**Written task**
Search the material for the word "whether" and copy each line that holds it.

**Exercise inputs**
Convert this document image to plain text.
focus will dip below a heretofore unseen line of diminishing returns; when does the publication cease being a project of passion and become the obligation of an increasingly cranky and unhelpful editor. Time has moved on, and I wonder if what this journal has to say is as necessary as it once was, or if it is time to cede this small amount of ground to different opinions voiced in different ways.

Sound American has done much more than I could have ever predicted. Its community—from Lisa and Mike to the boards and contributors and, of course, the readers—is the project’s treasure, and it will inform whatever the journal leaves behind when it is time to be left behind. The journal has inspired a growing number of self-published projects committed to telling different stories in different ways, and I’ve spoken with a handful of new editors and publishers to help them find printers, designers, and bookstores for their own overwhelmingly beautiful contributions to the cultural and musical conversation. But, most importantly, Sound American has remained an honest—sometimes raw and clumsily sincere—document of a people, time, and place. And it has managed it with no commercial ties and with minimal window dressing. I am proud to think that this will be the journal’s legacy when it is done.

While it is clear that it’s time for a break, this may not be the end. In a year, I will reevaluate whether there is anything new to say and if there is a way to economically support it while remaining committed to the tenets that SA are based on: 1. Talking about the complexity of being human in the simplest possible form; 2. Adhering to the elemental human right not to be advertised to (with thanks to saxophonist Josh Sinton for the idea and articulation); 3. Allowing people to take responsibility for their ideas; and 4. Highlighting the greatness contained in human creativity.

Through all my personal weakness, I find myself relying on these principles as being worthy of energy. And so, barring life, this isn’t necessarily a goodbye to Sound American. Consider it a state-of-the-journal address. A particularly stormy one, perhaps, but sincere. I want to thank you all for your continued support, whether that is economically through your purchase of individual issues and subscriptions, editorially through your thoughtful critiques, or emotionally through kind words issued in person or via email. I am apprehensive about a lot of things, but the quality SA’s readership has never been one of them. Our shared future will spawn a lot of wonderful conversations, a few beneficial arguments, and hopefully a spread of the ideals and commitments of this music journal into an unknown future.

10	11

**Response**
While it is clear that it’s time for a break, this may not be the end. In a year, I will reevaluate whether there is anything new to say and if there is a way to economically support it while remaining committed to the tenets that SA are based on: 1. Talking about the complexity of being human in the simplest possible form; 2. Adhering to the elemental human right not to be advertised to (with thanks to saxophonist Josh Sinton for the idea and articulation); 3. Allowing people to take responsibility for their ideas; and 4. Highlighting the greatness contained in human creativity.
Through all my personal weakness, I find myself relying on these principles as being worthy of energy. And so, barring life, this isn’t necessarily a goodbye to Sound American. Consider it a state-of-the-journal address. A particularly stormy one, perhaps, but sincere. I want to thank you all for your continued support, whether that is economically through your purchase of individual issues and subscriptions, editorially through your thoughtful critiques, or emotionally through kind words issued in person or via email. I am apprehensive about a lot of things, but the quality SA’s readership has never been one of them. Our shared future will spawn a lot of wonderful conversations, a few beneficial arguments, and hopefully a spread of the ideals and commitments of this music journal into an unknown future.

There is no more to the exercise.